TASK OBJECTIVE. Locate each line below that includes "this" and reproduce it.

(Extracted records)
▼
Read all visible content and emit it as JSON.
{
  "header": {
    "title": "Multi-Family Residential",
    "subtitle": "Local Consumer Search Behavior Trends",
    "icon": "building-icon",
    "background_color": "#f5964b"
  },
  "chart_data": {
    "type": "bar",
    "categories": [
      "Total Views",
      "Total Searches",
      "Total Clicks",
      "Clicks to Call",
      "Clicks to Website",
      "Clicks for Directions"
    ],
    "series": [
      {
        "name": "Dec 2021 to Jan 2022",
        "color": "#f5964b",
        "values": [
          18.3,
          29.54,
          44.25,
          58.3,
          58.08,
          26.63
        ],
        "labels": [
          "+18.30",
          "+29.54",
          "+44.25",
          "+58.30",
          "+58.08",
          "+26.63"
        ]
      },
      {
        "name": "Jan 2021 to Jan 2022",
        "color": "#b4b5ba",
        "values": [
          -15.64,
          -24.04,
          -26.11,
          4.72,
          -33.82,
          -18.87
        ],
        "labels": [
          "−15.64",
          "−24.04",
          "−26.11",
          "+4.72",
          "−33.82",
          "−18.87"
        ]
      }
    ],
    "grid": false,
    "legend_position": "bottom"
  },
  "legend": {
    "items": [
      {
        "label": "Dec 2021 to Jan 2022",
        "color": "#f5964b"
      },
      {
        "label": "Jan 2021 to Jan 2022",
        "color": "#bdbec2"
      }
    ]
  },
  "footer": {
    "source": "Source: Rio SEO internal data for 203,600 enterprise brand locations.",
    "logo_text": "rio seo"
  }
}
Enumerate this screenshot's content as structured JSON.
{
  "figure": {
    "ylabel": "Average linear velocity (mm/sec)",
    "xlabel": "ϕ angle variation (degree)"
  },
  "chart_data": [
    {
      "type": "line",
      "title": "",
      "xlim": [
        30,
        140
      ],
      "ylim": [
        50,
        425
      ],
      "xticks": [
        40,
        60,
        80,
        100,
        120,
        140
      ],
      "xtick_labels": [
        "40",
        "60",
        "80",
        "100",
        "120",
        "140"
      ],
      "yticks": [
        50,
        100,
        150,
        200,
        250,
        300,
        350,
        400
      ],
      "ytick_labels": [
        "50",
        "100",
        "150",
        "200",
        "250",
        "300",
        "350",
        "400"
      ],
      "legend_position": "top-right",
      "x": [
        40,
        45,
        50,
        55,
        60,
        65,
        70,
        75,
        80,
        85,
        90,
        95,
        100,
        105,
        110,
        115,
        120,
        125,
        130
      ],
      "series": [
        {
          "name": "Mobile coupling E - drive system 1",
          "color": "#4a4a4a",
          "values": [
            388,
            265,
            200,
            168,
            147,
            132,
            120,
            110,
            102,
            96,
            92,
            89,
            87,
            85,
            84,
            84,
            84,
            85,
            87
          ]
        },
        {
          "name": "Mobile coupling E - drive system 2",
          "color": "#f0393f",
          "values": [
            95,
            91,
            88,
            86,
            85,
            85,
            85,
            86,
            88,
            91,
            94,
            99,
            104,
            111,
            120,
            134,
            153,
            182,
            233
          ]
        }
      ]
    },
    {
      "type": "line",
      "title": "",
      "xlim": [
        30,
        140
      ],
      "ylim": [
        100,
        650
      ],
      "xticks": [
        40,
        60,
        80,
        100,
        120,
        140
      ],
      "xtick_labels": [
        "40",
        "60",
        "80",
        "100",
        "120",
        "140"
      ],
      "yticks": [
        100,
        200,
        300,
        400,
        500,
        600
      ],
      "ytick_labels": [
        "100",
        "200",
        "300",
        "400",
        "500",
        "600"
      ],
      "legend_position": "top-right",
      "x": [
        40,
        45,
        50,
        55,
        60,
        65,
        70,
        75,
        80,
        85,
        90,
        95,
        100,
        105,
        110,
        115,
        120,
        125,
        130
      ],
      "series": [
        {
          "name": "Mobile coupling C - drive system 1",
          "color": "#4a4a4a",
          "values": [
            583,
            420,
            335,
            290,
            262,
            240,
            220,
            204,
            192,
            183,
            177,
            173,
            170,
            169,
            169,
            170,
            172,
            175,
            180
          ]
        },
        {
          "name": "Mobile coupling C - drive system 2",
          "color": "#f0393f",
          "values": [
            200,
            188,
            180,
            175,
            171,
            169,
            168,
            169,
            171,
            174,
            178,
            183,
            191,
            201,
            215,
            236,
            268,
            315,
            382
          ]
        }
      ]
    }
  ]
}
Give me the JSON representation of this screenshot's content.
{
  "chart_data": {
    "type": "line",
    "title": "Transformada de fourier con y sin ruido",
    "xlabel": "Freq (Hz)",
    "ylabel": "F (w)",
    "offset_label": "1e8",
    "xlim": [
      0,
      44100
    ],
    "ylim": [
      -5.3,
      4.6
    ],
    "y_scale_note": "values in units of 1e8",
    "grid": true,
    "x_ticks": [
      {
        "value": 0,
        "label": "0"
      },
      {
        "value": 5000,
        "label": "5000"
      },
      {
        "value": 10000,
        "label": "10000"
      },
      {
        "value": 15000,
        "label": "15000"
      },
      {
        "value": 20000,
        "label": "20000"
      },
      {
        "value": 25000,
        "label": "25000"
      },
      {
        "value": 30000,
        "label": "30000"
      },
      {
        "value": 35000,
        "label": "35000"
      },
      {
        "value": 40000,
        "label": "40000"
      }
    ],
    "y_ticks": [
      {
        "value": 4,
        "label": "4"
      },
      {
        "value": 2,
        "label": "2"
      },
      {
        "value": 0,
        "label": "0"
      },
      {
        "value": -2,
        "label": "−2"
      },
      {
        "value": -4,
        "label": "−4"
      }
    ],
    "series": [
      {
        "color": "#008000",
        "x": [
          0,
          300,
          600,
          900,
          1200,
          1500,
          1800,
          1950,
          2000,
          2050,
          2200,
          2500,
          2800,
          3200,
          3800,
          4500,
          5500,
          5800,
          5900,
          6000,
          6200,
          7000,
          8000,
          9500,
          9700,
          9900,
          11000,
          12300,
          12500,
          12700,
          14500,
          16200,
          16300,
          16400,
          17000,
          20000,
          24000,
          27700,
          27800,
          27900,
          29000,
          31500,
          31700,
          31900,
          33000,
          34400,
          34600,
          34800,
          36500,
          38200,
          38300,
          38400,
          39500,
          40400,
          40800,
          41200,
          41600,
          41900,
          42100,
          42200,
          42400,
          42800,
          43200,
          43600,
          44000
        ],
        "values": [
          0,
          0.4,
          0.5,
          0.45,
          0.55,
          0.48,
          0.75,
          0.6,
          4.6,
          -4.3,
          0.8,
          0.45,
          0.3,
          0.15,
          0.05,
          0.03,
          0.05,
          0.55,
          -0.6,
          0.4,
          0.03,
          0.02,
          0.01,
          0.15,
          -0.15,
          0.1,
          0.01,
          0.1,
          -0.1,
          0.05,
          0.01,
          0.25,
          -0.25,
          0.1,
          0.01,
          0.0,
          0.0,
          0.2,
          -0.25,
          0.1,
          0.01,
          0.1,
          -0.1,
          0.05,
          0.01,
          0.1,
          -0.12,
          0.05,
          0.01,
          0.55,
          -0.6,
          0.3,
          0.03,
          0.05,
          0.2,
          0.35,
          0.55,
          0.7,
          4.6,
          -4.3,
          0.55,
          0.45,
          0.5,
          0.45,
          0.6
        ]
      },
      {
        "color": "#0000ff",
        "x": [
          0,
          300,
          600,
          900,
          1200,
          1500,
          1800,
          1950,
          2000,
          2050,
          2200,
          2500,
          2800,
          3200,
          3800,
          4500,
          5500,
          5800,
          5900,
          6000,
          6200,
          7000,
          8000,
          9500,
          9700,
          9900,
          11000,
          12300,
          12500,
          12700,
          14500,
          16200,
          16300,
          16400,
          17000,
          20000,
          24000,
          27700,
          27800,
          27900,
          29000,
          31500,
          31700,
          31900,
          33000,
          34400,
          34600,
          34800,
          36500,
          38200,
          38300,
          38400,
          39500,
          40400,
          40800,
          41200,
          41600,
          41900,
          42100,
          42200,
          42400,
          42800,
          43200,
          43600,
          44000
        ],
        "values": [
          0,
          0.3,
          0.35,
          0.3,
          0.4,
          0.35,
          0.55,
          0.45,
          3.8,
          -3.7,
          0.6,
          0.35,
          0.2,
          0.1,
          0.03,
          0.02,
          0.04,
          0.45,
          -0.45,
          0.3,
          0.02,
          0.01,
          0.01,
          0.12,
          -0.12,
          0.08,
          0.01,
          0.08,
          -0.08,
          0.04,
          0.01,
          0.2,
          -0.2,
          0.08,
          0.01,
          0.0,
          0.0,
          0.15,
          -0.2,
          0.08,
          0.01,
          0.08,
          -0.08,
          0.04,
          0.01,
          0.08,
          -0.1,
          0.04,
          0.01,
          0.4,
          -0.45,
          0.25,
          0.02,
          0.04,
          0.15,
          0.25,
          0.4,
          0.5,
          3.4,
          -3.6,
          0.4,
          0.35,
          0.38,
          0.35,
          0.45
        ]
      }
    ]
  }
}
▲
RESPONSE BELOW.
Enumerate this screenshot's content as structured JSON.
Give me the JSON representation of this screenshot's content.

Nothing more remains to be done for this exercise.